> **What is required**: Reproduce the complete listing without any deviation.

> **Stored rows**:
::::::::

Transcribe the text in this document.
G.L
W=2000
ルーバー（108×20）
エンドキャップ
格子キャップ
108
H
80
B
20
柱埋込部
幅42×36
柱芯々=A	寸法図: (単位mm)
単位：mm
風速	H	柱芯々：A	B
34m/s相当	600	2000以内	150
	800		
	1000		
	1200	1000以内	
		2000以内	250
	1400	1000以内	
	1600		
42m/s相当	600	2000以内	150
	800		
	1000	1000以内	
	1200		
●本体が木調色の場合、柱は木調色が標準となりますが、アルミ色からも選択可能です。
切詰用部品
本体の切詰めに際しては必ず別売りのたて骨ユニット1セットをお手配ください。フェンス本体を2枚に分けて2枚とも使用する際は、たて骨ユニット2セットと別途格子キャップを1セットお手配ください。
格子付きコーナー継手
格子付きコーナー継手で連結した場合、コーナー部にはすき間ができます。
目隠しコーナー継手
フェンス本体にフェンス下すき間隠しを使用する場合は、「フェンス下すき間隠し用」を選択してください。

::::::::

> **Expected output**:
Transcribe the text in this document.
G.L
W=2000
ルーバー（108×20）
エンドキャップ
格子キャップ
108
H
80
B
20
柱埋込部
幅42×36
柱芯々=A	寸法図: (単位mm)
単位：mm
風速	H	柱芯々：A	B
34m/s相当	600	2000以内	150
	800		
	1000		
	1200	1000以内	
		2000以内	250
	1400	1000以内	
	1600		
42m/s相当	600	2000以内	150
	800		
	1000	1000以内	
	1200		
●本体が木調色の場合、柱は木調色が標準となりますが、アルミ色からも選択可能です。
切詰用部品
本体の切詰めに際しては必ず別売りのたて骨ユニット1セットをお手配ください。フェンス本体を2枚に分けて2枚とも使用する際は、たて骨ユニット2セットと別途格子キャップを1セットお手配ください。
格子付きコーナー継手
格子付きコーナー継手で連結した場合、コーナー部にはすき間ができます。
目隠しコーナー継手
フェンス本体にフェンス下すき間隠しを使用する場合は、「フェンス下すき間隠し用」を選択してください。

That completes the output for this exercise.